Make an exact copy of the listing below.
## begin Information provided
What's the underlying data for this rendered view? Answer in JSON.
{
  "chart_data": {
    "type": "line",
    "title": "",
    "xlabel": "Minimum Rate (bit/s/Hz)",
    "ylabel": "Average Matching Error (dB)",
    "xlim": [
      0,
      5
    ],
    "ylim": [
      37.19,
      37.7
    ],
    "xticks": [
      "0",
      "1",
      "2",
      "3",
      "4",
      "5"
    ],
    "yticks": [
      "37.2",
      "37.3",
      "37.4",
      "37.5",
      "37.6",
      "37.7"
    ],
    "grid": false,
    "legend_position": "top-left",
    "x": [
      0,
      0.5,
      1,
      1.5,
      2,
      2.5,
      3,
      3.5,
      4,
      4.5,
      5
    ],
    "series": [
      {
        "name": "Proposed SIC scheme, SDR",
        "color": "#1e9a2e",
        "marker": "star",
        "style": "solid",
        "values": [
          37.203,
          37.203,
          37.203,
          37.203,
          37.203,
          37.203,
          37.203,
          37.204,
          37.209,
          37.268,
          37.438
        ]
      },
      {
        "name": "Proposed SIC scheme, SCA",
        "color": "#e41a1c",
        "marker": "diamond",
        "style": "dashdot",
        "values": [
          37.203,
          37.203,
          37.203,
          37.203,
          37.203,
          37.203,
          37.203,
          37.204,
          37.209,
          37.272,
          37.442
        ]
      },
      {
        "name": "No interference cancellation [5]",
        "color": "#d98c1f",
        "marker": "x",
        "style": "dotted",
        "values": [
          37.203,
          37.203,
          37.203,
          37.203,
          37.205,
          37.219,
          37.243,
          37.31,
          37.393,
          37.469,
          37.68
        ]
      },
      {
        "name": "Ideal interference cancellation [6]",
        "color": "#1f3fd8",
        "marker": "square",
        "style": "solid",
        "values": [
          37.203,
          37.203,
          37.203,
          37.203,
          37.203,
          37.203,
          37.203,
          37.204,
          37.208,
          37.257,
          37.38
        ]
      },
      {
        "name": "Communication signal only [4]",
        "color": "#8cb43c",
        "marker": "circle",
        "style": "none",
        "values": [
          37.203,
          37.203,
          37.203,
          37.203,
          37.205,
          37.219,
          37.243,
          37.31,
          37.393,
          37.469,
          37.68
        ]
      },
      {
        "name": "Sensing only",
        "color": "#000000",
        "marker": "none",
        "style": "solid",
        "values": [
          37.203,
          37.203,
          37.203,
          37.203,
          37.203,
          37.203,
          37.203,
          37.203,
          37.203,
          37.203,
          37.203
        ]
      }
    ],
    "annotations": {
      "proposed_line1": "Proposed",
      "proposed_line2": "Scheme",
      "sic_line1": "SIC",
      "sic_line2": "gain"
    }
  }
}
## end Information provided
■ **Answer for the task**
What's the underlying data for this rendered view? Answer in JSON.
{
  "chart_data": {
    "type": "line",
    "title": "",
    "xlabel": "Minimum Rate (bit/s/Hz)",
    "ylabel": "Average Matching Error (dB)",
    "xlim": [
      0,
      5
    ],
    "ylim": [
      37.19,
      37.7
    ],
    "xticks": [
      "0",
      "1",
      "2",
      "3",
      "4",
      "5"
    ],
    "yticks": [
      "37.2",
      "37.3",
      "37.4",
      "37.5",
      "37.6",
      "37.7"
    ],
    "grid": false,
    "legend_position": "top-left",
    "x": [
      0,
      0.5,
      1,
      1.5,
      2,
      2.5,
      3,
      3.5,
      4,
      4.5,
      5
    ],
    "series": [
      {
        "name": "Proposed SIC scheme, SDR",
        "color": "#1e9a2e",
        "marker": "star",
        "style": "solid",
        "values": [
          37.203,
          37.203,
          37.203,
          37.203,
          37.203,
          37.203,
          37.203,
          37.204,
          37.209,
          37.268,
          37.438
        ]
      },
      {
        "name": "Proposed SIC scheme, SCA",
        "color": "#e41a1c",
        "marker": "diamond",
        "style": "dashdot",
        "values": [
          37.203,
          37.203,
          37.203,
          37.203,
          37.203,
          37.203,
          37.203,
          37.204,
          37.209,
          37.272,
          37.442
        ]
      },
      {
        "name": "No interference cancellation [5]",
        "color": "#d98c1f",
        "marker": "x",
        "style": "dotted",
        "values": [
          37.203,
          37.203,
          37.203,
          37.203,
          37.205,
          37.219,
          37.243,
          37.31,
          37.393,
          37.469,
          37.68
        ]
      },
      {
        "name": "Ideal interference cancellation [6]",
        "color": "#1f3fd8",
        "marker": "square",
        "style": "solid",
        "values": [
          37.203,
          37.203,
          37.203,
          37.203,
          37.203,
          37.203,
          37.203,
          37.204,
          37.208,
          37.257,
          37.38
        ]
      },
      {
        "name": "Communication signal only [4]",
        "color": "#8cb43c",
        "marker": "circle",
        "style": "none",
        "values": [
          37.203,
          37.203,
          37.203,
          37.203,
          37.205,
          37.219,
          37.243,
          37.31,
          37.393,
          37.469,
          37.68
        ]
      },
      {
        "name": "Sensing only",
        "color": "#000000",
        "marker": "none",
        "style": "solid",
        "values": [
          37.203,
          37.203,
          37.203,
          37.203,
          37.203,
          37.203,
          37.203,
          37.203,
          37.203,
          37.203,
          37.203
        ]
      }
    ],
    "annotations": {
      "proposed_line1": "Proposed",
      "proposed_line2": "Scheme",
      "sic_line1": "SIC",
      "sic_line2": "gain"
    }
  }
}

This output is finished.